PASSAGE SHOWN:
· · ·

But others in the ruling party consider Mohsen a hero, viewing his decision to join the protesters as a watershed moment.
“I strongly believe Ali Mohsen has put himself in the right side of history where he has taken the side of the people to see a safe transfer of power,” said Mohammed Abu Lahoum, a senior ruling party official and a respected leader in Yemen’s largest tribal confederation. “The step that Ali Mohsen took should be an encouragement to the president and others. Betting against the people, you will always lose.”
Over the past three decades, at practically every big moment in Yemen, Mohsen backed Saleh. As young soldiers, they were in the same tank regiment. In 1978, Saleh rose to power in what was then North Yemen with the help of Mohsen, whose forces also prevented an attempted coup against Saleh a few months later.

· · ·

Collection entries:
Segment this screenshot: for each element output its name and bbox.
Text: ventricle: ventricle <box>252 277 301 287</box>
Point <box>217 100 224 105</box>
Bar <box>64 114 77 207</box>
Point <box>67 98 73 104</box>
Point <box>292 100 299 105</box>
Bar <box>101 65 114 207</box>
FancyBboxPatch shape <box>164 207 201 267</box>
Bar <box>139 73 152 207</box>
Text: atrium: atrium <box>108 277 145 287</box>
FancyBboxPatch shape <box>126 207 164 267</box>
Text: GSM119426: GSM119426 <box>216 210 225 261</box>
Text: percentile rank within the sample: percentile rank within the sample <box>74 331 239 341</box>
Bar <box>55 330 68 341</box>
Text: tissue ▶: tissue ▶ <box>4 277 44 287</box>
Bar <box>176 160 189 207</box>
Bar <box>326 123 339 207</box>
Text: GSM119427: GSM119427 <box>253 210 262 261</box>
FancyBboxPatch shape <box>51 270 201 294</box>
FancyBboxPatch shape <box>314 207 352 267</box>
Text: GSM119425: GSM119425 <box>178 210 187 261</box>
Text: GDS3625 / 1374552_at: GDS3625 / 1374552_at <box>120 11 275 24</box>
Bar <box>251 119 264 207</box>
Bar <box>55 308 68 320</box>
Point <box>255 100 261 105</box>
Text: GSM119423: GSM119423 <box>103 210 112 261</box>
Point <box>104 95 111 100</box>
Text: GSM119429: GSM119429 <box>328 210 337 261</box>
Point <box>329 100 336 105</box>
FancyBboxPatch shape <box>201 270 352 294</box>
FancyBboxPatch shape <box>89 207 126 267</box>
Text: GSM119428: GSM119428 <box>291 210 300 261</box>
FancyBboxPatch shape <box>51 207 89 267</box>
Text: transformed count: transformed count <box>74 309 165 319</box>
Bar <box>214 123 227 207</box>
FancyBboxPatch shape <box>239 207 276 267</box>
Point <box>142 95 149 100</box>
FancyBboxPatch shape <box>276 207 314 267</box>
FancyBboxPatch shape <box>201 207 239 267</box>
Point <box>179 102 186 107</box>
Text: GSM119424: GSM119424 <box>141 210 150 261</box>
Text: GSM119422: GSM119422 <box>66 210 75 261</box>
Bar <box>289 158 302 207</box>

· · ·

ABOUT THIS EXERCISE: Pick up the passage on Ali Mohsen and President Saleh in Yemen after its last sentence and continue it.

RESPONSE FOR THIS EXERCISE:
U.S. officials and analysts allege that Mohsen helped recruit jihadists to fight with Bin Laden in Afghanistan during the Soviet occupation. He later allegedly helped Bin Laden resettle Arab jihadists in Yemen.After North and South Yemen unified in 1990, Mohsen was instrumental in the north’s victory in the 1994 civil war, a conflict in which he deployed Arab jihadists to fight on Saleh’s behalf in the south. He is regarded in Yemen as a close ally of neighboring Saudi Arabia, which has long feared that Yemen’s instability could affect its national security.
In a 2005 diplomatic cable released by WikiLeaks last week, Thomas Krajeski, then U.S. ambassador to Yemen, wrote that Mohsen was known to follow an ultraconservative brand of Sunni Islam known as Salafism and “to support a more radical Islamic political agenda than Saleh.”
Although he is officially only commander of Yemen’s northwest region, Mohsen became more powerful than any governor; he is believed to control more than 50 percent of Yemen’s military resources and assets. In stark contrast to Saleh, whose portrait hangs everywhere in the country, Mohsen is secretive. His name, wrote Krajeski, is “mentioned in hushed tones among most Yemenis, and he rarely appears in public. Those that know him say he is charming and gregarious.”
“Ali Mohsen acts as Saleh’s iron fist,” Krajeski added.
But even as he depended on Mohsen’s loyalty, Saleh viewed him as a rival.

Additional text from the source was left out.